Extract each line from the entries below that has the string "Přirozený" in it.

(Recorded data)
══════════════════════════════
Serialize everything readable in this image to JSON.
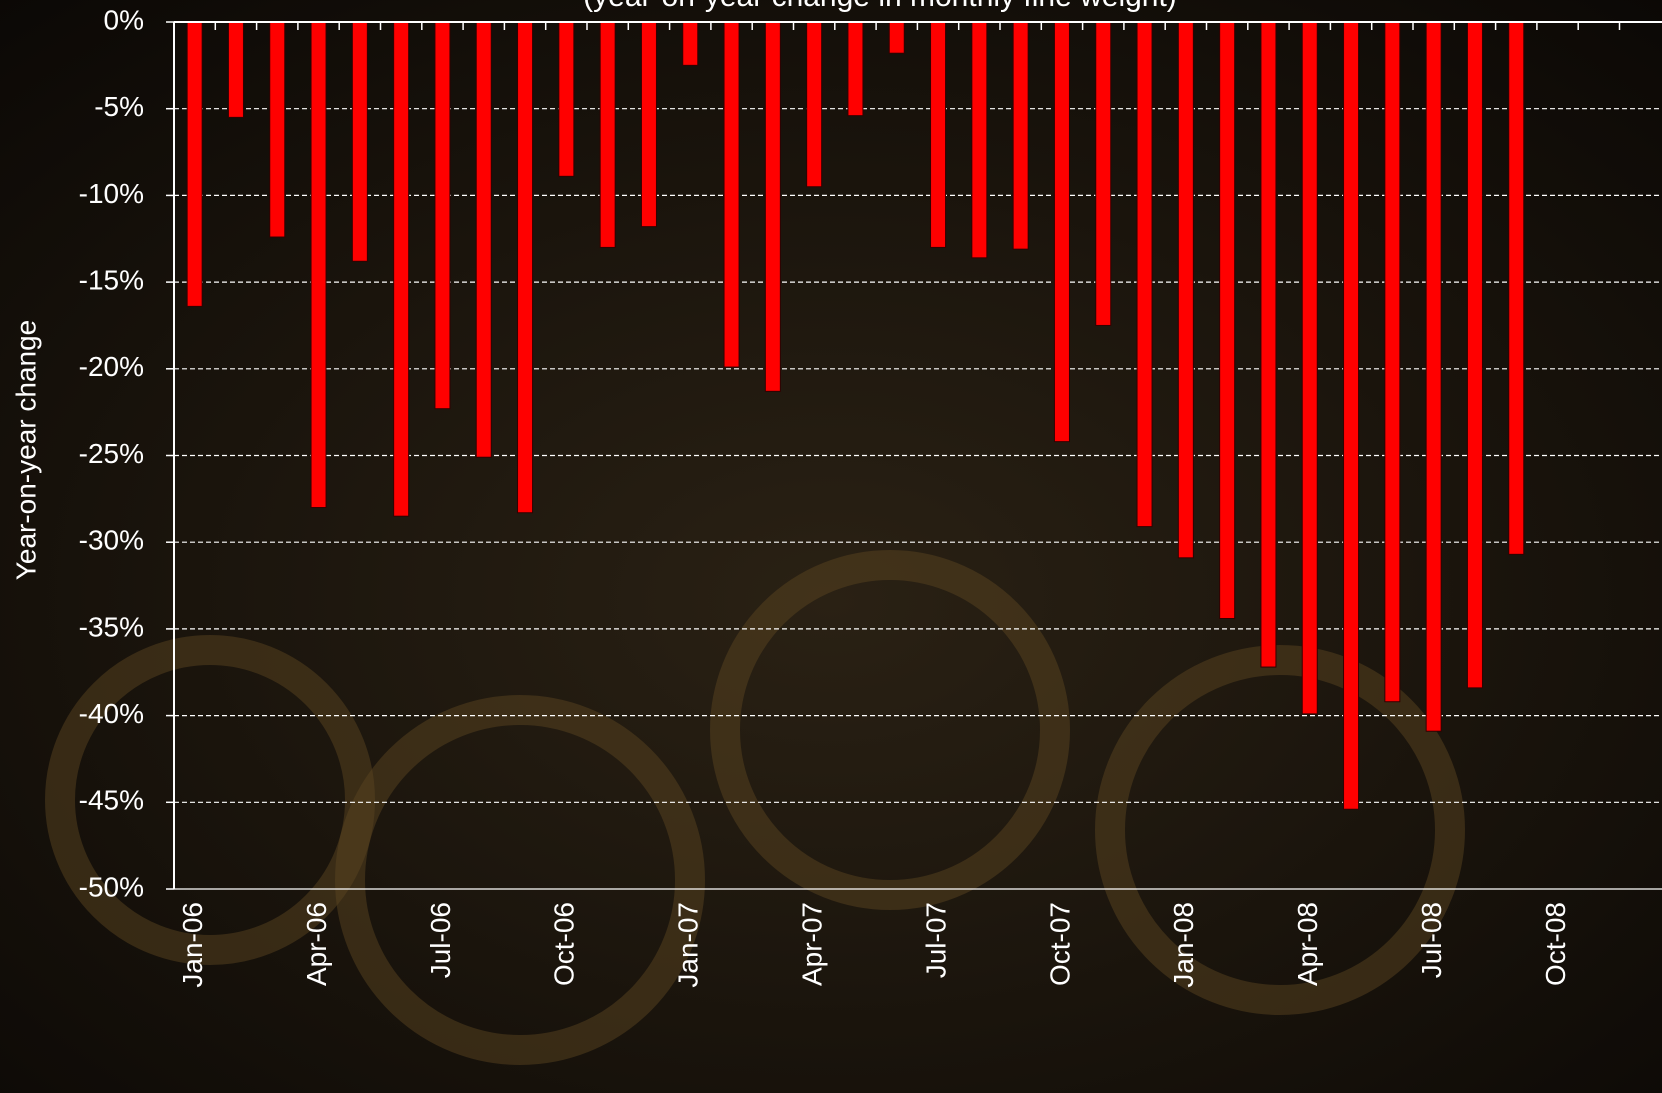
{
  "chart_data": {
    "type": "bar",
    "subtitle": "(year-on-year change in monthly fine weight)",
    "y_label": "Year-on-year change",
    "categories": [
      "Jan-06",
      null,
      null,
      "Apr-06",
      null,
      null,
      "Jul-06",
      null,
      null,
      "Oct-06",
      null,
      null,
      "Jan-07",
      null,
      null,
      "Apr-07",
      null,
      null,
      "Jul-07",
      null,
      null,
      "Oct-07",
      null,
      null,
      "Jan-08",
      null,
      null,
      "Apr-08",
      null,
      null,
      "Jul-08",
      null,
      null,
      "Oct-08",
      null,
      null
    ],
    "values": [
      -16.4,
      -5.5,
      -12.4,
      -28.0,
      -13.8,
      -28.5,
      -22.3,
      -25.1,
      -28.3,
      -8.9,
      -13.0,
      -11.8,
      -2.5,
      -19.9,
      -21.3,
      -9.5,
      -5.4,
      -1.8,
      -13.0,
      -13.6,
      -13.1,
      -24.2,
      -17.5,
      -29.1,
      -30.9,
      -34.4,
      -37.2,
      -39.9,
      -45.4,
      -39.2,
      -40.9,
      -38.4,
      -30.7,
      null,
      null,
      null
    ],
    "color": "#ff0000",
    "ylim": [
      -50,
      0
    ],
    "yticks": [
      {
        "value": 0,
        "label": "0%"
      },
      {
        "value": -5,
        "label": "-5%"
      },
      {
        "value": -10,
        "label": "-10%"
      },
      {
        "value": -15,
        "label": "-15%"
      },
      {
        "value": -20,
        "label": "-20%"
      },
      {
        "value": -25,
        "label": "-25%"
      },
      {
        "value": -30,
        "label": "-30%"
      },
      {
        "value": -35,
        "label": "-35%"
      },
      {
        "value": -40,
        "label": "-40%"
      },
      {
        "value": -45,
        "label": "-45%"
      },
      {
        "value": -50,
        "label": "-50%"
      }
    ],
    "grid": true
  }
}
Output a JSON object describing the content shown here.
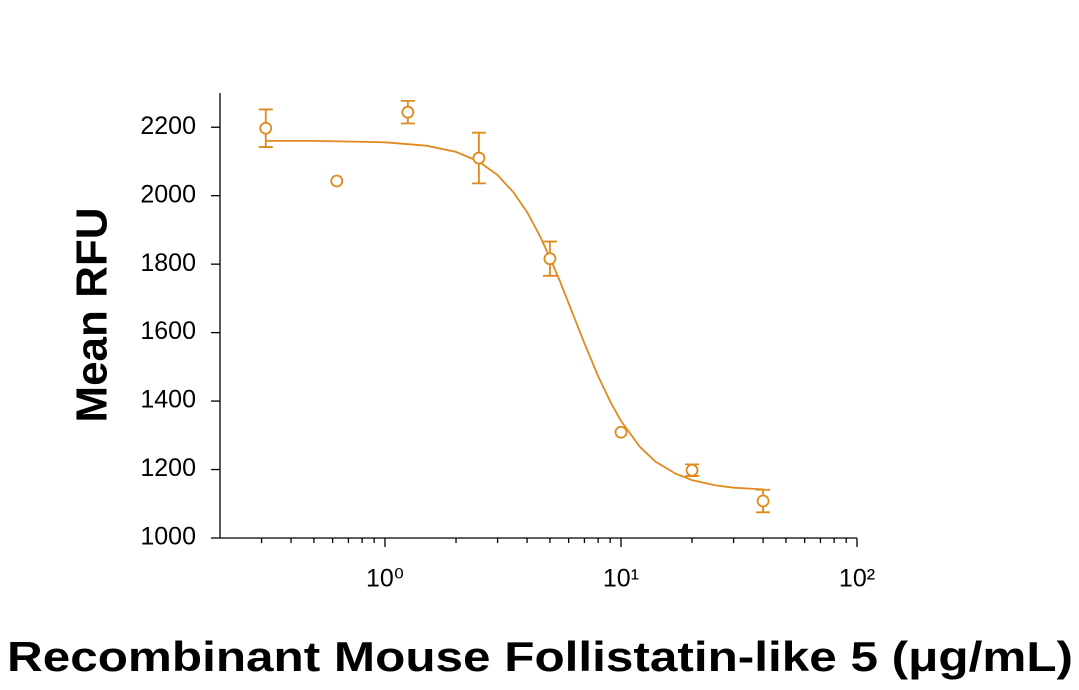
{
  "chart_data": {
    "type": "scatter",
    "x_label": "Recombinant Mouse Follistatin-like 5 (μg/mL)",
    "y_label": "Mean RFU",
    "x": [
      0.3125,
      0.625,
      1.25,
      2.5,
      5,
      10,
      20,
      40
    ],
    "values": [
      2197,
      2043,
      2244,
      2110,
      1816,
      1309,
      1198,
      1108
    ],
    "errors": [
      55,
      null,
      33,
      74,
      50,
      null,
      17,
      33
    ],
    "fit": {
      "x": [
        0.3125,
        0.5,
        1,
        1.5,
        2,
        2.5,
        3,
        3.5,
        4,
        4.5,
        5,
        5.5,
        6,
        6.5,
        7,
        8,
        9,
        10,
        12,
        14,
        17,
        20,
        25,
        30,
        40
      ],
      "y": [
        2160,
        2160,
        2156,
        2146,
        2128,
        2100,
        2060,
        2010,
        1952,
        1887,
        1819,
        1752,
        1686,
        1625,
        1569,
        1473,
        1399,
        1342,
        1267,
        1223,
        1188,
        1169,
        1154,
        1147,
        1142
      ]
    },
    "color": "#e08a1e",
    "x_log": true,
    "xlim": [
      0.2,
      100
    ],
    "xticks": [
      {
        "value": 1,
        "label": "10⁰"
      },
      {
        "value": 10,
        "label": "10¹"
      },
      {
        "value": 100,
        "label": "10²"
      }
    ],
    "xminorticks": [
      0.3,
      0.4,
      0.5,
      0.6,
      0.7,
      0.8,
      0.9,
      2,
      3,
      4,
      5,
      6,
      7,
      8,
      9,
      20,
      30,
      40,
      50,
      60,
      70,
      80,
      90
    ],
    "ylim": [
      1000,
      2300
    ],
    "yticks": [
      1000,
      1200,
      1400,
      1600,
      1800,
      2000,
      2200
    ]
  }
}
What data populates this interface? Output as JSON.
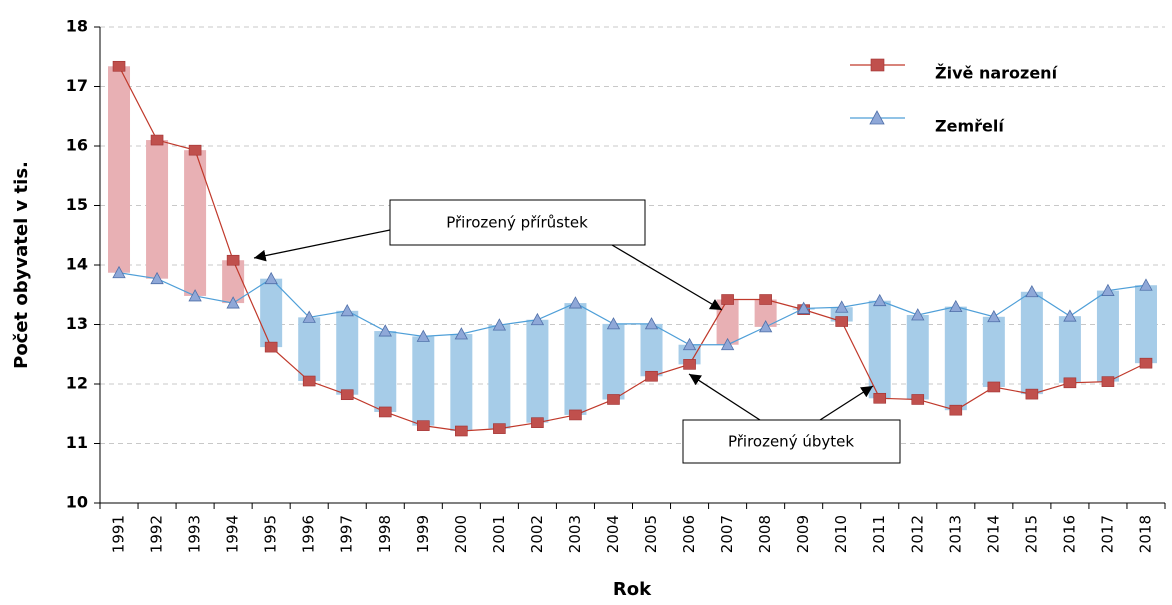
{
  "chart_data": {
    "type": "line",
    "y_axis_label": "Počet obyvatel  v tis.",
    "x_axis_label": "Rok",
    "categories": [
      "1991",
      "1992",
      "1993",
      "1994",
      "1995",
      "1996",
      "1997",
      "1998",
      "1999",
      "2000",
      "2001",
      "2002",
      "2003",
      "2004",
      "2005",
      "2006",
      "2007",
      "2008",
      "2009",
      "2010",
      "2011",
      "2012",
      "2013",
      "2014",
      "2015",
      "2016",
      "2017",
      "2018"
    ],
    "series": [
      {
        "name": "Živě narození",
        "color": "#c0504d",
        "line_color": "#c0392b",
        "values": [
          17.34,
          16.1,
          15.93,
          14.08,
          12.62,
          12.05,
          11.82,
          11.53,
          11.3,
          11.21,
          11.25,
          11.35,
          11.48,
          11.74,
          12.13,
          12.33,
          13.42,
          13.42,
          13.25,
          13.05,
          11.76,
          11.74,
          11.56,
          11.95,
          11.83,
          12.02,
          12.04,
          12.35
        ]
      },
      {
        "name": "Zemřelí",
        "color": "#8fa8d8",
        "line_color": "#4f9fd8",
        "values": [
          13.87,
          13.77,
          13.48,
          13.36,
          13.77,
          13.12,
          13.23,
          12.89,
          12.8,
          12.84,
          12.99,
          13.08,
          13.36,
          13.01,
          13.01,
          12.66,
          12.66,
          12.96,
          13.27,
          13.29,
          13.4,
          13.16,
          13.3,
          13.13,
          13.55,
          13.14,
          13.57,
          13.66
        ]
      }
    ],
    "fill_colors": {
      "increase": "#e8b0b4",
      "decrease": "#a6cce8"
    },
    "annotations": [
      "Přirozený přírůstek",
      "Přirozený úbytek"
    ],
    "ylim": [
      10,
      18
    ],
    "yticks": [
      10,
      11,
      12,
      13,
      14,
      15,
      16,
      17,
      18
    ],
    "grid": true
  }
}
══════════════════════════════
## ANSWER TO THIS PROBLEM
      "Přirozený přírůstek",
      "Přirozený úbytek"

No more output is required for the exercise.